Work instruction — Decide whether each statement agrees with the abstract on classifying drug-prone areas. Answer yes or no for each, and quote the abstract's deciding words exactly. 1. The sub-districts in the study were tested in 2022. 2. The classification was done with a decision tree method. 3. Klaten District Police is named as an agency that can adjust its program to monitor drug-prone areas.

───── Provided text

Show Abstract | Download Original | Original Source | Check in Google Scholar | DOI: 10.55794/jikom.v15i1.207

Abstract

The impact of drug abuse can be devastating, including individual and community health. Various efforts have been made and coordinated with government agencies, law enforcement, communities and others. One of them is by classifying drug distribution areas to suppress the decline in drug abuse cases. This study tested 26 sub-districts in Klaten district, Central Java in 2022. The classification process is done by implementing the K-Nearest Neighbors method integrated with Google Colab and Python programming. The KNN method was chosen because it can assign categories or labels to new data based on the majority of its nearest neighbors in a predefined attribute space. The conclusion obtained is that the system can classify as many as 7 sub-districts with the status of Very Prone areas, 15 sub-districts with the status of Prone, and 7 sub-districts with the status of Not Prone Tests conducted with the KNN method with confusion matrix resulted in an accuracy of 100%, %, Precision 100%, recall 100% and f1-Score of 100% and an average accuracy of 70.5%. The high accuracy value shows that this research has successfully applied the KNN method in classifying drug-prone areas in Klaten district. Relevant agencies such as Klaten District Police can adjust the program dynamically to monitor areas that have been classified as drug-prone and conduct faster follow-up.

──────────
───── Given entries

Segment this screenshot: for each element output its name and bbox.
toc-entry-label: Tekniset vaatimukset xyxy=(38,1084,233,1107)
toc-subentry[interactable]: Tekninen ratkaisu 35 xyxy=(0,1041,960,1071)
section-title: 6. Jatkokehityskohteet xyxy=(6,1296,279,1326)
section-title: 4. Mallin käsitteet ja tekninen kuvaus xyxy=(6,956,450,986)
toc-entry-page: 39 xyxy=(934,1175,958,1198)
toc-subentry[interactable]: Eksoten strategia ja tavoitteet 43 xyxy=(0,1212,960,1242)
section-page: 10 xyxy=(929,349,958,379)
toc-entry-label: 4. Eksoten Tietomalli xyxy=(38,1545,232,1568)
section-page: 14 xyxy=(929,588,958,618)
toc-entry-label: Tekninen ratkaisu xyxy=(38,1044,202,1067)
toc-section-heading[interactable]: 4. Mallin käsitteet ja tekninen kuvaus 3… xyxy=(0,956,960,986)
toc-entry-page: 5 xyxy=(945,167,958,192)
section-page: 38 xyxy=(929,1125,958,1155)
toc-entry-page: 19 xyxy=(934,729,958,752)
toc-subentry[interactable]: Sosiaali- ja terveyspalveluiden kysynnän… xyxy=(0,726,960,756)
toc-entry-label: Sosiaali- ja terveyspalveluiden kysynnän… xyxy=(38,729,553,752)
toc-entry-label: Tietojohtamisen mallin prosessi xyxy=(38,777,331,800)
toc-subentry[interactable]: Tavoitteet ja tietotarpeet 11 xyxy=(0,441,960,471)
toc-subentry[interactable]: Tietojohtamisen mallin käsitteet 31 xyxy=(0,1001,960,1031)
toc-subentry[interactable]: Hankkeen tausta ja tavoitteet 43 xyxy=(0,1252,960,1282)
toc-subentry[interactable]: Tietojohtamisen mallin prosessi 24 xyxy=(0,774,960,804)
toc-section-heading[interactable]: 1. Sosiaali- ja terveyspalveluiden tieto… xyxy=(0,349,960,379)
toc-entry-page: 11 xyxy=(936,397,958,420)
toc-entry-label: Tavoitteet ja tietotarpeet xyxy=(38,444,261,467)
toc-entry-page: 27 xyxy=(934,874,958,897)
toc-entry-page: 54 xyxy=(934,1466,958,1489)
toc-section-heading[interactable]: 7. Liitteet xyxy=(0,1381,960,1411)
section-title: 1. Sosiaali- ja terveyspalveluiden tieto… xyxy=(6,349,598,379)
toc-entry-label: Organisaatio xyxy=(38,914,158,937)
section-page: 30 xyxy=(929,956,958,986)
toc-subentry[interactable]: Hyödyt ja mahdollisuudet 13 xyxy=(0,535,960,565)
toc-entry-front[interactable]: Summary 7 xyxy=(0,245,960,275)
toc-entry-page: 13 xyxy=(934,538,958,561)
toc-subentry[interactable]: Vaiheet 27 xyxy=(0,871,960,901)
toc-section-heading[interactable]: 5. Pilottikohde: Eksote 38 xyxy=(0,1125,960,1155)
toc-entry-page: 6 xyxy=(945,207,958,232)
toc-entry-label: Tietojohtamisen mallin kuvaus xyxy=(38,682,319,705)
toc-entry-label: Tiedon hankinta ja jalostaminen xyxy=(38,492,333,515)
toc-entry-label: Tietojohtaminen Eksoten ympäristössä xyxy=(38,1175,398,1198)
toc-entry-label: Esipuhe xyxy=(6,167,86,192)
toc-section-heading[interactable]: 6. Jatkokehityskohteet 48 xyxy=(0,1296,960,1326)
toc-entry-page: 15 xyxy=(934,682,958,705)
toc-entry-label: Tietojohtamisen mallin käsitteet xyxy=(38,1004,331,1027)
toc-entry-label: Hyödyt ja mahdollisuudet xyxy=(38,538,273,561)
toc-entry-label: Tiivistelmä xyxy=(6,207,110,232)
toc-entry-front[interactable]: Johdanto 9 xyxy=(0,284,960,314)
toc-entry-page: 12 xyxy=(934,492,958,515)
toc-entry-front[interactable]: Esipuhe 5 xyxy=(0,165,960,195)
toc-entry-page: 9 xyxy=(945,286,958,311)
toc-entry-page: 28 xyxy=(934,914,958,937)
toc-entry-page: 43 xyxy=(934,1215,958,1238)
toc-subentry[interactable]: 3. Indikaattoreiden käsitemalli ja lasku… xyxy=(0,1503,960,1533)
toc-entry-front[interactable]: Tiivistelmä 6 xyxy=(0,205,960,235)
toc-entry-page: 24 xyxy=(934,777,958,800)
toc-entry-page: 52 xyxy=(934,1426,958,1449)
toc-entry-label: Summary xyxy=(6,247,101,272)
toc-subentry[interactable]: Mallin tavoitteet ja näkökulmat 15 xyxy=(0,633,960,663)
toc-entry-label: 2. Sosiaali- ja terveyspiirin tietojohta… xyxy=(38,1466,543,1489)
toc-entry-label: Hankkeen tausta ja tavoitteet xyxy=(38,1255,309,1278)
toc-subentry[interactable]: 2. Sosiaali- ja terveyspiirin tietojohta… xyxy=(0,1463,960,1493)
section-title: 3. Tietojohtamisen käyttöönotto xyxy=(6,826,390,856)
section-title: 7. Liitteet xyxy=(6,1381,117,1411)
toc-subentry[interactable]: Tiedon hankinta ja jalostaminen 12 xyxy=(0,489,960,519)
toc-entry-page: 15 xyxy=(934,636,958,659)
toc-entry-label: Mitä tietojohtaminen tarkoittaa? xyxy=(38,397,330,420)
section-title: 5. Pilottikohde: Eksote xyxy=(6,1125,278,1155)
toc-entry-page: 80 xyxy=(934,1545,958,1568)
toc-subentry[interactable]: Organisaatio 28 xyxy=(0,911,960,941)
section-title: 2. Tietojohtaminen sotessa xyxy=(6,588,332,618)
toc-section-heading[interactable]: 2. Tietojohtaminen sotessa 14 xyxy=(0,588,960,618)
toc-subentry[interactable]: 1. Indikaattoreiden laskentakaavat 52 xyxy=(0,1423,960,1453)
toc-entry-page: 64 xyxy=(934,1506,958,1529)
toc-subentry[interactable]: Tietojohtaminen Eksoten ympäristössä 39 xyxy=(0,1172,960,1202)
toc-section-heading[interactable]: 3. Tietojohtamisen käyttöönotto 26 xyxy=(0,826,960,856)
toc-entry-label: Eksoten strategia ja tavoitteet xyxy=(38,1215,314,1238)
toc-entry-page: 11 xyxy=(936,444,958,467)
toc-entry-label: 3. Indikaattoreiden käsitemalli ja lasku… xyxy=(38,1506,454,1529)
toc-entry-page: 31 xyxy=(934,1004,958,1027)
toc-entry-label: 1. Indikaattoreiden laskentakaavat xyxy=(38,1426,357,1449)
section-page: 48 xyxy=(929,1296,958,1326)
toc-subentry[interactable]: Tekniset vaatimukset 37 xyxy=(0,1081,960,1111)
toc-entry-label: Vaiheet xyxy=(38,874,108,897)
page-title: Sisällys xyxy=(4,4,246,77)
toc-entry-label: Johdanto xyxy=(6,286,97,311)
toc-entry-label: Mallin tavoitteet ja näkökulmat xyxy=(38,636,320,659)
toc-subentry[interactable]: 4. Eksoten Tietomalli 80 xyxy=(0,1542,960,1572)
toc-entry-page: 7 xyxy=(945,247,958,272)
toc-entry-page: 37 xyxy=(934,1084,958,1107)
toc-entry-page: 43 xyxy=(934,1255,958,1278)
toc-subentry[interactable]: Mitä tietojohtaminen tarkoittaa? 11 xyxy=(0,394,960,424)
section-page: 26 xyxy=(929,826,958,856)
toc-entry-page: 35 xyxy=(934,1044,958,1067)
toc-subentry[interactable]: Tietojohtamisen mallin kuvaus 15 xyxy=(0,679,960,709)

──────────

Solution for this problem —
1. Yes: "This study tested 26 sub-districts in Klaten district, Central Java in 2022."
2. No: "The classification process is done by implementing the K-Nearest Neighbors method integrated with Google Colab and Python programming."
3. Yes: "Relevant agencies such as Klaten District Police can adjust the program dynamically to monitor areas that have been classified as drug-prone and conduct faster follow-up."